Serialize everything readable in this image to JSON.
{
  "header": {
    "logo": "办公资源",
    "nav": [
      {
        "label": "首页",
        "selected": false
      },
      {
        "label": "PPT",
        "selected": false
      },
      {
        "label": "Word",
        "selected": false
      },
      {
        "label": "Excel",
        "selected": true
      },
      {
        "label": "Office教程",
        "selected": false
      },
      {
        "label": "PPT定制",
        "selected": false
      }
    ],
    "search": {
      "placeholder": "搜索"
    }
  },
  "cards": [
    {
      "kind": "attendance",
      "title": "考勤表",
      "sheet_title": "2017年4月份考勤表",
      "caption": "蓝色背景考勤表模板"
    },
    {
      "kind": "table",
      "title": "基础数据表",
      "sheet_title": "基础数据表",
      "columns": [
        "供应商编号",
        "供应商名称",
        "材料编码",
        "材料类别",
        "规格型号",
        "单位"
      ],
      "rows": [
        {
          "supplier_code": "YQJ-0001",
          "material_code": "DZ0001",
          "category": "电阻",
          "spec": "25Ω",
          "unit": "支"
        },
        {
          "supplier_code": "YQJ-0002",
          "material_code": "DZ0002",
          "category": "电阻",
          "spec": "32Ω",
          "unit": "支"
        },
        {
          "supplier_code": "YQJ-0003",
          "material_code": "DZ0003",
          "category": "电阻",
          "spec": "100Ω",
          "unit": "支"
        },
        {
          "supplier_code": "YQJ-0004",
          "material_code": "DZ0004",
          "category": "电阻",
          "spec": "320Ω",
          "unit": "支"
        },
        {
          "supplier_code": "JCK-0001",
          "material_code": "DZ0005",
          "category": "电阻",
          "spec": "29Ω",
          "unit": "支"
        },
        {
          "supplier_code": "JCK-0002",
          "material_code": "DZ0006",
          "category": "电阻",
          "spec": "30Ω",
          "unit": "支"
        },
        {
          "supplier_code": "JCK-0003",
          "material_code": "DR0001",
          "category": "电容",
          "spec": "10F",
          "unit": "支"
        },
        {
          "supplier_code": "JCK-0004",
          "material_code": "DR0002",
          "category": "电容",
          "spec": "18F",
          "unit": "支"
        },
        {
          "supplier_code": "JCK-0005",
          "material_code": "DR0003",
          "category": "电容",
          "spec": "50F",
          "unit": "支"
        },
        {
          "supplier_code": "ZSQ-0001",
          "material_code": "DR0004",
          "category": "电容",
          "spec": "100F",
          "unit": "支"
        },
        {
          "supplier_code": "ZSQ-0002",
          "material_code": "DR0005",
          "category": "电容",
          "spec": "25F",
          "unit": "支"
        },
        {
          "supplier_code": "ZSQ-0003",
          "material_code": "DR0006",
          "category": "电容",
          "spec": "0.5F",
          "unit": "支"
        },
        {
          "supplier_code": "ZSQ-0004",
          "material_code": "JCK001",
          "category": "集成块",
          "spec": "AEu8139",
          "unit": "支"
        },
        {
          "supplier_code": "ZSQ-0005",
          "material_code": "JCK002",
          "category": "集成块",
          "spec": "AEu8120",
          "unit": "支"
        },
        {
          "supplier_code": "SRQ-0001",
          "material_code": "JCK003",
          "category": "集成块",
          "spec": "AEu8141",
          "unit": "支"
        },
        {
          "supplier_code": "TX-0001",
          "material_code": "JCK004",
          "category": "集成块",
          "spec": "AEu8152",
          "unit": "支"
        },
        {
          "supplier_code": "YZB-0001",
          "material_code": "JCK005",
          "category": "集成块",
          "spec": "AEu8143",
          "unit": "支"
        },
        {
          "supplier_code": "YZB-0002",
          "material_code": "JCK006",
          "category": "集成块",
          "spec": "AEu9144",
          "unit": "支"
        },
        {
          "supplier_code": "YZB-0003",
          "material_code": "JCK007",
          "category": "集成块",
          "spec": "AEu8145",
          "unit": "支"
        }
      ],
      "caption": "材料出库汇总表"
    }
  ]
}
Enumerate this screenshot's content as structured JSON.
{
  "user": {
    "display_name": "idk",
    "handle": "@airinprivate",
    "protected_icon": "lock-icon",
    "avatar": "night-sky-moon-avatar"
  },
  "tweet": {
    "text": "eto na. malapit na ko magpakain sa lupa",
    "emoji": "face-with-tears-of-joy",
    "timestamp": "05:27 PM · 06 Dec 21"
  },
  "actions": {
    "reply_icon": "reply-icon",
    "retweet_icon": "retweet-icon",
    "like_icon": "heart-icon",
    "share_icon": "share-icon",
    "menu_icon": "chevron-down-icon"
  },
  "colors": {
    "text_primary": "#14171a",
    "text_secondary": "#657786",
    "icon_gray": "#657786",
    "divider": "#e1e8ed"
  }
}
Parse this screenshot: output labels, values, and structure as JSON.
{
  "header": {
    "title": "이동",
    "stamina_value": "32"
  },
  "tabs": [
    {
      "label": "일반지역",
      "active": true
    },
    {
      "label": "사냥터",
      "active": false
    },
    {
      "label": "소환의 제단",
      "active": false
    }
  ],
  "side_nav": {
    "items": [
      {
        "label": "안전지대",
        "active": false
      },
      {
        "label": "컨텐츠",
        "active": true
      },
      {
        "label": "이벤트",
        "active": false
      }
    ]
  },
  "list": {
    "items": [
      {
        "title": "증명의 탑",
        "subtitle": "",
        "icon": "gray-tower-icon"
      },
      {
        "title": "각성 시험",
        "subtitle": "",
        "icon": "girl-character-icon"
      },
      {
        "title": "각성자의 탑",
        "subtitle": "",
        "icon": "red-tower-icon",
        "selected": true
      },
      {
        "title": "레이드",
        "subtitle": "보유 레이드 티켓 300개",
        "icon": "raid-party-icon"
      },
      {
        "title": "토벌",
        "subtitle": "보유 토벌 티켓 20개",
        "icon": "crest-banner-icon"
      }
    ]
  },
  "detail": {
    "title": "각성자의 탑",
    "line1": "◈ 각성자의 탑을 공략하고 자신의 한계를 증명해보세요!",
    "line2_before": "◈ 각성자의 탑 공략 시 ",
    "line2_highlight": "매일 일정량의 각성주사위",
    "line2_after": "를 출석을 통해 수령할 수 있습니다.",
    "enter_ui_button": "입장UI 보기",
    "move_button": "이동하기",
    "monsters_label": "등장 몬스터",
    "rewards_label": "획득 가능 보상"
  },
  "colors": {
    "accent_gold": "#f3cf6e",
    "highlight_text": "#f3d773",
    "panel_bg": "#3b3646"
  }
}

→ What the task requires
Filter for "this". Return all lines that hold it.

→ Result below
Serialize everything readable in this image to JSON.
Enumerate this screenshot's content as structured JSON.
Parse this screenshot: output labels, values, and structure as JSON.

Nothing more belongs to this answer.